Task objective:
In the eating disorder study summary, reproduce the passage from "Assessment of risk" up to and including "first degree relatives.", word for word.

Source extract:
+ + + + + + +
Inpatient and outpatient eating disorder programmes at Western Psychiatric
Institute and Clinic, Pittsburgh, Pennsylvania, USA.
26 women (mean age 25 y) with DSM-III-R criteria for anorexia nervosa (including
93 relatives), 47 women (mean age 25 y) with DSM-III-R criteria for bulimia
nervosa (including 177 relatives), and 44 women (mean age 26 y) with no history
of an eating disorder (including 190 relatives). Controls were matched by age
and postal code to cases.
Assessment of risk factors
Lifetime prevalence rates of eating disorders (Eating Disorders Family History
Interview), mood disorders, substance use disorders, anxiety disorders (Schedule
for Affective Disorders and Schizophrenia-Lifetime Version [or the school age
version for those DSM-III-R Personality Disorders, and the Personality Disorders
Examination) were determined using face to face interviews or by telephone.
Interviewers were blinded to the identity of the families.
Main outcome measure
Risk of disorders among first degree relatives.
After adjustment for sex, age, and interview type, relatives of patients with
anorexia and bulimia had increased risk of major depressive disorder, clinically
subthreshold forms of an eating disorder, generalised anxiety disorder, and
obsessive-compulsive disorder (table). The risk of substance dependence was
reduced among relatives of patients with anorexia compared with relatives of
patients with bulimia (risk ratio [RR] 0.5, 95% CI 0.3 to 1.0), and familial
aggregation was independent of bulimia. The risk of obsessive-compulsive
personality disorder was increased only among relatives of patients with
anorexia (RR 3.6, CI 1.6 to 8.0), and evidence existed that these 2 disorders
may have shared familial risk factors. Both major depression and obsessive-compulsive
disorder appeared to be transmitted independently from eating disorders.
Table. Adjusted risk ratios (95% CI) for disorders among first degree
relatives of patients with eating disorders and those without
Risk of major depression disorder, subthreshold eating disorders, generalised
anxiety disorder, and obsessive-compulsive disorder was increased in first
degree relatives of patients with anorexia nervosa or bulimia nervosa compared
with patients without these disorders.
This study represents an important advance in the study of the heritability of
eating disorders. It was carefully designed and the analytical approach is state
of the art.
The key findings relate to which disorders might have shared genetic vulnerabilities.
+ + + + + + +
Extracted records:
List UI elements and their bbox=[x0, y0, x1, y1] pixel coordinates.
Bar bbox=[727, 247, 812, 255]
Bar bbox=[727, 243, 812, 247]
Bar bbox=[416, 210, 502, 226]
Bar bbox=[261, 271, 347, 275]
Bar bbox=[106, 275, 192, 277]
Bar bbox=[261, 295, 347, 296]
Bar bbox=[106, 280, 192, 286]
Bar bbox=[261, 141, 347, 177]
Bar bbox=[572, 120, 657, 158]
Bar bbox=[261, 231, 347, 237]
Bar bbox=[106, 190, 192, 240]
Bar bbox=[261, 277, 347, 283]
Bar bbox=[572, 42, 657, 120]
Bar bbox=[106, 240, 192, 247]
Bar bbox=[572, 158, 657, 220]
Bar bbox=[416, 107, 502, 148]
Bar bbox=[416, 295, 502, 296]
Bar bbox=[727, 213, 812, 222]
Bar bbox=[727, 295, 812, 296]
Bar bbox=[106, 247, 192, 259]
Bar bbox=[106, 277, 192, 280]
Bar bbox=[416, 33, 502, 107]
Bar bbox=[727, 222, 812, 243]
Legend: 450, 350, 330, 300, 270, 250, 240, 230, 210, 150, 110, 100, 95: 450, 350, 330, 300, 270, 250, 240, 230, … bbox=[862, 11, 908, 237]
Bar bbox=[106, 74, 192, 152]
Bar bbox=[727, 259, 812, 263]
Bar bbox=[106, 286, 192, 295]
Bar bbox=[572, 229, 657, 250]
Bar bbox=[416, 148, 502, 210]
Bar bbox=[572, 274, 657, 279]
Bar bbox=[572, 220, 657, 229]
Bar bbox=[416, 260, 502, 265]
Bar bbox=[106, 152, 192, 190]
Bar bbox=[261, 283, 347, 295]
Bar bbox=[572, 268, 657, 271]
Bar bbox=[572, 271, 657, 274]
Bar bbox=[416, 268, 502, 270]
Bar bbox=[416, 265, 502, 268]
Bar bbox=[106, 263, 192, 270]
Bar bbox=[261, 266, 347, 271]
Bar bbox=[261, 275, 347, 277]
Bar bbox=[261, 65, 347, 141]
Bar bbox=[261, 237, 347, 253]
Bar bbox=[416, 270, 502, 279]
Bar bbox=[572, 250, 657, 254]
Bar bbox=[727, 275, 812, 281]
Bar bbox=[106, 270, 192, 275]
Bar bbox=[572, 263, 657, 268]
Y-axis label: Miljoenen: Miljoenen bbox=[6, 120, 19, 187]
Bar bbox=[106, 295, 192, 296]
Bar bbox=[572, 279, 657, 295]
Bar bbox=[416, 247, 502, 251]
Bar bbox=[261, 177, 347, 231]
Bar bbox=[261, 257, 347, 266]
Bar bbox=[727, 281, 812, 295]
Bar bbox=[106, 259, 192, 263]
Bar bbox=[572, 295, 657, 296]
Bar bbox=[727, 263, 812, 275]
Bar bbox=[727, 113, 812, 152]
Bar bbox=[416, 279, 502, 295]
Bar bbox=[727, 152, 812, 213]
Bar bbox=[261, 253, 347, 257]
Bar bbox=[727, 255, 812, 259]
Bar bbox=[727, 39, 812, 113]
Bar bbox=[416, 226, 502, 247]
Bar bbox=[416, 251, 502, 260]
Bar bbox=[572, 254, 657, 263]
+ + + + + + +
Solution below:
Assessment of risk factors
Lifetime prevalence rates of eating disorders (Eating Disorders Family History
Interview), mood disorders, substance use disorders, anxiety disorders (Schedule
for Affective Disorders and Schizophrenia-Lifetime Version [or the school age
version for those DSM-III-R Personality Disorders, and the Personality Disorders
Examination) were determined using face to face interviews or by telephone.
Interviewers were blinded to the identity of the families.
Main outcome measure
Risk of disorders among first degree relatives.